- [Task instructions]: Pull every line containing "Device" from the entries.

- [Entries]:
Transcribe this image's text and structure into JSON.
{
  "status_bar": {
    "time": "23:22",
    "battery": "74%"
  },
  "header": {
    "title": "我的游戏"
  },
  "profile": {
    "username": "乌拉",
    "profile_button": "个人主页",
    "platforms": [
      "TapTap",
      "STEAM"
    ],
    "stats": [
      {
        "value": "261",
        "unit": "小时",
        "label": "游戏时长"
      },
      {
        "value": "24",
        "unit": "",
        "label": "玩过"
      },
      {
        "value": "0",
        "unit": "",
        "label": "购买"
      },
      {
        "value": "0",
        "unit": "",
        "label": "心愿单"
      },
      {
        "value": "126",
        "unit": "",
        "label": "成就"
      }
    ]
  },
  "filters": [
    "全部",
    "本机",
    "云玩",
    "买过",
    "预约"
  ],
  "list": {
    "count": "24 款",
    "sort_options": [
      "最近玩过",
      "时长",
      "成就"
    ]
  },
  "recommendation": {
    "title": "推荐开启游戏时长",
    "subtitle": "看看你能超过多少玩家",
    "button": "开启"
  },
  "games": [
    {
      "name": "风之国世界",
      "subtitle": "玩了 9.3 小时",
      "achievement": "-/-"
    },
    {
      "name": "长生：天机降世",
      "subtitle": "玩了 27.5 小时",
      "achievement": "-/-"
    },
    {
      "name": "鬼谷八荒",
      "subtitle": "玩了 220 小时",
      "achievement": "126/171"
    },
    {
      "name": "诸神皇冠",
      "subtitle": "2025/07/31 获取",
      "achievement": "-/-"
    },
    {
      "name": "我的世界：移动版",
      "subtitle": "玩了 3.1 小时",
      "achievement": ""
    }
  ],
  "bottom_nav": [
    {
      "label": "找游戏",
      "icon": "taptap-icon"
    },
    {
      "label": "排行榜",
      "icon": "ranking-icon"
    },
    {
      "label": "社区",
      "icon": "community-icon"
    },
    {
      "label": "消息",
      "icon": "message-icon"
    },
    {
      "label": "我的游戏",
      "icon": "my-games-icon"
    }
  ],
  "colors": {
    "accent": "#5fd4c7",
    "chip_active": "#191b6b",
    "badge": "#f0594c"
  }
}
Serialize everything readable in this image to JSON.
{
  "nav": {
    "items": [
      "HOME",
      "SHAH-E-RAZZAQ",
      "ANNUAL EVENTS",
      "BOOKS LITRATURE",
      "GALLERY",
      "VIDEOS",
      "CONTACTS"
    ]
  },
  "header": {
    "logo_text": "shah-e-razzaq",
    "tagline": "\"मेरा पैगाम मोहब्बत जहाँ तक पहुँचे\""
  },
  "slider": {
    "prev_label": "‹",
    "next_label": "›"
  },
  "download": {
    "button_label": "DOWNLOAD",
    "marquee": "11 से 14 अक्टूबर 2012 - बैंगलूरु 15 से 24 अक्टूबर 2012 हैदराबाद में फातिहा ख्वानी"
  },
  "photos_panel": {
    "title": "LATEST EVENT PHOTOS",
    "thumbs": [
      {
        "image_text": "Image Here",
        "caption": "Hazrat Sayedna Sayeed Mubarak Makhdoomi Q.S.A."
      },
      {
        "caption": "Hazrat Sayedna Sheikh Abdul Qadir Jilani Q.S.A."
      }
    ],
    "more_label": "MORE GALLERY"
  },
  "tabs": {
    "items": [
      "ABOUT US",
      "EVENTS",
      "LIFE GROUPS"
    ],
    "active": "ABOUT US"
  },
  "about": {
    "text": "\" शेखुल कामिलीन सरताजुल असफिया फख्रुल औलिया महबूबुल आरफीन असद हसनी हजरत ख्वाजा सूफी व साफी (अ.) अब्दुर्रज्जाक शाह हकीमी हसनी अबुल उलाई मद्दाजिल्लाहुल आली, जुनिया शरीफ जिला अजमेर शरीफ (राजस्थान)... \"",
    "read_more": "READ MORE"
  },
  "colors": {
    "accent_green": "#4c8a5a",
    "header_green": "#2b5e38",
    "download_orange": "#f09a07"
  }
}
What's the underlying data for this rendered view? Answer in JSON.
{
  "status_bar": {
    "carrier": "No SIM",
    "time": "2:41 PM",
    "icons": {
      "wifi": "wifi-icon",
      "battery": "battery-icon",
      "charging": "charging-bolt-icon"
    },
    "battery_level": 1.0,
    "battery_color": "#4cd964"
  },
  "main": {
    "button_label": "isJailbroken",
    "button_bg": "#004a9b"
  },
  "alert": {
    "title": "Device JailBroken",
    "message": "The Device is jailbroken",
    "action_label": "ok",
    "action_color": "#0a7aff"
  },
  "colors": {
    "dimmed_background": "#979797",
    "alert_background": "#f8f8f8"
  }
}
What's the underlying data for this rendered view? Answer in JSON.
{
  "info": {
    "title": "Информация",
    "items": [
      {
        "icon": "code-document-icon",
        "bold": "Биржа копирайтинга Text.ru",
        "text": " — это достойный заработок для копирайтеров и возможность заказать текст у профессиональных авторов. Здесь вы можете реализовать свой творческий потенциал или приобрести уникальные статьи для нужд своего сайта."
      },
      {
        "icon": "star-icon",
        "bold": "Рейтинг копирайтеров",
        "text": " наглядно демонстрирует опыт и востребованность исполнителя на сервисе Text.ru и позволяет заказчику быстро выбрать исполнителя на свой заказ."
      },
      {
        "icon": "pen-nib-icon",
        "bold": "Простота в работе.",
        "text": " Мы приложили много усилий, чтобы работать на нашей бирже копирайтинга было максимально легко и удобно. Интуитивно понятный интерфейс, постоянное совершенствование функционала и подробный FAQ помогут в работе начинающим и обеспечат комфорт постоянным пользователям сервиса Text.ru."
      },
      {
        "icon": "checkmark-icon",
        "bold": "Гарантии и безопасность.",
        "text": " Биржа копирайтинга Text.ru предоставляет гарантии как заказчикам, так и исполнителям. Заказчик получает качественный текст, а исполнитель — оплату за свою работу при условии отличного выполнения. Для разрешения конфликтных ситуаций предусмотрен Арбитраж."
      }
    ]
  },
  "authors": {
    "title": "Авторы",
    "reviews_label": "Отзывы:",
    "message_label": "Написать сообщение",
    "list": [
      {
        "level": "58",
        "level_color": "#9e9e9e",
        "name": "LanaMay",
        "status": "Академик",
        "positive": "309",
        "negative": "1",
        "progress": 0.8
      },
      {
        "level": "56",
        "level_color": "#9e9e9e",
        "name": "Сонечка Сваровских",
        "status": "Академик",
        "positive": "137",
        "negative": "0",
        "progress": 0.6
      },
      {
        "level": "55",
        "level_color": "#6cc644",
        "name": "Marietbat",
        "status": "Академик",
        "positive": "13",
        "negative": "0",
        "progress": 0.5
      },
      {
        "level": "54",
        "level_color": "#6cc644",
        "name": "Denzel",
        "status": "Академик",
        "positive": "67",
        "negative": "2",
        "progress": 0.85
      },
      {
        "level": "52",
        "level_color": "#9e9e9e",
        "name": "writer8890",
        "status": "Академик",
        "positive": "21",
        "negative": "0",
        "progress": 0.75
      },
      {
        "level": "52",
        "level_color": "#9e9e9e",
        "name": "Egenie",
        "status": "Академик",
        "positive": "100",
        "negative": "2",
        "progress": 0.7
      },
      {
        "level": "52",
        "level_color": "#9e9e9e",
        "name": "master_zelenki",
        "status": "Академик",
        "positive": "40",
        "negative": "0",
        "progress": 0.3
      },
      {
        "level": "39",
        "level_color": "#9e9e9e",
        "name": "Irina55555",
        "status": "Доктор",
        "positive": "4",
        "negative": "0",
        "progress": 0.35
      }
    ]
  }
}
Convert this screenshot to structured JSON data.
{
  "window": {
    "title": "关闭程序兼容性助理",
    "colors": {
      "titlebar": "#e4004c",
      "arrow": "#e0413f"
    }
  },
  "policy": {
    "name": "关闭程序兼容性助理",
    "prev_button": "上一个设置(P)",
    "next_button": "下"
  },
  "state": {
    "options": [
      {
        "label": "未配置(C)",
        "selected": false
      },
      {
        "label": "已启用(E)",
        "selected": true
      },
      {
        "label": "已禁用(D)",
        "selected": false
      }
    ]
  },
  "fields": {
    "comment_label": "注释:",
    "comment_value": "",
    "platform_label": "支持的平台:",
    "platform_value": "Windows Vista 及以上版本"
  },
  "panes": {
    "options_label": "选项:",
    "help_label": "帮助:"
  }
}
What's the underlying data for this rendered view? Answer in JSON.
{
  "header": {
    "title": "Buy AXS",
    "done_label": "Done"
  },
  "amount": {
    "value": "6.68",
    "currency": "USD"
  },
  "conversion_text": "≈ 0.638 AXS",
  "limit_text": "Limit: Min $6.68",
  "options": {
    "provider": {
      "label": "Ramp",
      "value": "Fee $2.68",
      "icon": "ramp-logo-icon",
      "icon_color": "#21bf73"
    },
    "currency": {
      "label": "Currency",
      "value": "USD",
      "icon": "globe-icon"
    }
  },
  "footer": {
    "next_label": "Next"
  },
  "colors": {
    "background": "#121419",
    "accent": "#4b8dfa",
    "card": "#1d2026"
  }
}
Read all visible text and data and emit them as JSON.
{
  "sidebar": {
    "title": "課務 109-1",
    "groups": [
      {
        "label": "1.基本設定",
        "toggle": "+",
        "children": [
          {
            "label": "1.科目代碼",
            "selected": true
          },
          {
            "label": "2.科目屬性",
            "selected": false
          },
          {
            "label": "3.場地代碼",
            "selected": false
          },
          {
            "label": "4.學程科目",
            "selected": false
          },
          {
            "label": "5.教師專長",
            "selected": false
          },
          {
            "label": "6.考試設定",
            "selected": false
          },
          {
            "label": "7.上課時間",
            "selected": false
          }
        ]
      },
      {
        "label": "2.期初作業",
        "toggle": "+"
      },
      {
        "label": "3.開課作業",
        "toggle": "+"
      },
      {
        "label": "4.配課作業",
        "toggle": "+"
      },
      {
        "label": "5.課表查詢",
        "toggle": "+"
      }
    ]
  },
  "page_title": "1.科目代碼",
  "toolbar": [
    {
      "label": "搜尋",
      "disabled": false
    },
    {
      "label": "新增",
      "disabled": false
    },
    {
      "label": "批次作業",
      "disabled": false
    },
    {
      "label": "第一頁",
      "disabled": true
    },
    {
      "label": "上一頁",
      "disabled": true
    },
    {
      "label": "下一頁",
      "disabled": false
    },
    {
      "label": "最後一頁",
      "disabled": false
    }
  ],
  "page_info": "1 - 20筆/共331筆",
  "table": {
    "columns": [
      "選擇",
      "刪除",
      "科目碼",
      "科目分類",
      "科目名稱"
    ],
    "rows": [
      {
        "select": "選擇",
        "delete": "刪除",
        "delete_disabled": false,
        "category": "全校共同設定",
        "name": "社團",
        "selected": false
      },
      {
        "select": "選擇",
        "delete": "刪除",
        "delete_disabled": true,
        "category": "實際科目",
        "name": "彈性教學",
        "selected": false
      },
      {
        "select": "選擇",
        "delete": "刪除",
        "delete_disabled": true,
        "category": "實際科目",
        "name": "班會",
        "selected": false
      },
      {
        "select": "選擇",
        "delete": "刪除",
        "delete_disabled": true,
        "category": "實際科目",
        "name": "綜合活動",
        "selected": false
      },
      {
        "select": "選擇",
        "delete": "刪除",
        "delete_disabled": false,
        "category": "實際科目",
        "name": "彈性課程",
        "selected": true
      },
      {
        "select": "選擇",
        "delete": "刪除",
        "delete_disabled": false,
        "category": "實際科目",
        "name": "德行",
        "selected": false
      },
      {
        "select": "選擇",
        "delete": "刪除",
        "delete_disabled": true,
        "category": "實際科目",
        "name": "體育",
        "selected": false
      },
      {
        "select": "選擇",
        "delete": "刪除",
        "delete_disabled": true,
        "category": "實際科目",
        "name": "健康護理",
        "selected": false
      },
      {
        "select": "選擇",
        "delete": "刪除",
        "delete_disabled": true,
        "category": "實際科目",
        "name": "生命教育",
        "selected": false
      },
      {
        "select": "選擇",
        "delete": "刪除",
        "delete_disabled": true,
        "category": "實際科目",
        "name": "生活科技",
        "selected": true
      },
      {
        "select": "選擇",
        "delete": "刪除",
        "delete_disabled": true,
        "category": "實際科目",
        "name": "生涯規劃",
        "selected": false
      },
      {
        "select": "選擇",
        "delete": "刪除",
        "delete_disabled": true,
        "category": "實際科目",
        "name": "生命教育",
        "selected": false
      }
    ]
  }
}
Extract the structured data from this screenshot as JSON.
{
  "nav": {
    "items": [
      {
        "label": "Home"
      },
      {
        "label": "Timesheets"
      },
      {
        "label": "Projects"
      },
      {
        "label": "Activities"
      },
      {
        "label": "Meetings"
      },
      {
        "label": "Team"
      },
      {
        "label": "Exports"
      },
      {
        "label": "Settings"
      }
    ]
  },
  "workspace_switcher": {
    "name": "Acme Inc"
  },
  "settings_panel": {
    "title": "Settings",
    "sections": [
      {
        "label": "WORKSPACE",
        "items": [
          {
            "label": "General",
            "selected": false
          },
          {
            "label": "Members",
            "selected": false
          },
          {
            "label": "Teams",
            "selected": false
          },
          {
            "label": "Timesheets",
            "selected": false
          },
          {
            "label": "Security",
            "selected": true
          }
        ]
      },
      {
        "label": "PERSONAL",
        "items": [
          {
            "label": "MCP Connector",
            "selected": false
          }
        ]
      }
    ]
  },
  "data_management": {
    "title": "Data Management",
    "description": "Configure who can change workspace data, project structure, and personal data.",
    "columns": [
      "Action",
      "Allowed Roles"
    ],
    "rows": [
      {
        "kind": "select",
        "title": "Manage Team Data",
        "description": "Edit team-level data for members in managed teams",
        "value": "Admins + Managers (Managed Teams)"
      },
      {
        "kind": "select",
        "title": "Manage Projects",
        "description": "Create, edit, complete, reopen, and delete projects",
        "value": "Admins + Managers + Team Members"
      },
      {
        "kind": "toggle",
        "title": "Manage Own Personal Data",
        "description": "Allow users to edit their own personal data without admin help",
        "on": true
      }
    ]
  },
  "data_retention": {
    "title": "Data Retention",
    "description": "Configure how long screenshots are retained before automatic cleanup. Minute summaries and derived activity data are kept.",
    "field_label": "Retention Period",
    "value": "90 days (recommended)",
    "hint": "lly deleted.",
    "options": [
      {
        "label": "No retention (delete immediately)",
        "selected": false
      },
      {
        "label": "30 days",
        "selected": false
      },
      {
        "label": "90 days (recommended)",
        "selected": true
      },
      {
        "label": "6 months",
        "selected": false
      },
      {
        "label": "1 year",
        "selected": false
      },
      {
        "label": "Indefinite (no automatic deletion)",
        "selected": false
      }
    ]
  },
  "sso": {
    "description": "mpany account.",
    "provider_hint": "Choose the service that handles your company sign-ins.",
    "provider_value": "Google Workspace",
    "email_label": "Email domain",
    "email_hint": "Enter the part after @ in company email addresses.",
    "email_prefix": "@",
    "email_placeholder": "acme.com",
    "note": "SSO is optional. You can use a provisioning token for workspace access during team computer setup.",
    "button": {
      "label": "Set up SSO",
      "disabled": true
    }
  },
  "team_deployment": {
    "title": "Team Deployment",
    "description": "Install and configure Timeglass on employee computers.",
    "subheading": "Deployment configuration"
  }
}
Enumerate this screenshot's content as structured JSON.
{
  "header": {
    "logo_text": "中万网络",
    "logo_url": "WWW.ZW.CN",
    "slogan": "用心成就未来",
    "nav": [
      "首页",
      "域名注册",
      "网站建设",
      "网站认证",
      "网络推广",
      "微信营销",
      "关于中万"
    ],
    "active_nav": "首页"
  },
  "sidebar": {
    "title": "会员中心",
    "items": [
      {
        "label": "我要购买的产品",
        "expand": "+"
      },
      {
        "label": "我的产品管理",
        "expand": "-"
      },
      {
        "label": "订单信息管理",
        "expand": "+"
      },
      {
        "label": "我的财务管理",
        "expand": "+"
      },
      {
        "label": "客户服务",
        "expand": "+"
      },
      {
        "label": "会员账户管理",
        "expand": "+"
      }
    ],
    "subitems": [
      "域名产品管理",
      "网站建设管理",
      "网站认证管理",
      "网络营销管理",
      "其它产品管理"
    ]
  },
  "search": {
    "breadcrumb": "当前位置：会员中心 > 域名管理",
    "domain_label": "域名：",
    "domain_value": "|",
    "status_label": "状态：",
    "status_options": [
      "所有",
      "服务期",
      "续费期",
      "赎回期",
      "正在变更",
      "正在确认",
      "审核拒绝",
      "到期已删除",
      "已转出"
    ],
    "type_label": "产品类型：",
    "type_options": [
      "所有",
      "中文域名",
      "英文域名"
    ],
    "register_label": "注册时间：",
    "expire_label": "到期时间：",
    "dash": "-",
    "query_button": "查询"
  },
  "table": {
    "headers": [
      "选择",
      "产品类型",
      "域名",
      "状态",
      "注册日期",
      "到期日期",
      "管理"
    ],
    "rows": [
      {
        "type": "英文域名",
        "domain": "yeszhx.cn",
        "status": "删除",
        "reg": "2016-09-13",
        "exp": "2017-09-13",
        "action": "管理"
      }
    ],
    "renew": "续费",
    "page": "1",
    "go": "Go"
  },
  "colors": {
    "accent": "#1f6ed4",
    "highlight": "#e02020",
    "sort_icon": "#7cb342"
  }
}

- [Task result]:
    "title": "Device JailBroken",
    "message": "The Device is jailbroken",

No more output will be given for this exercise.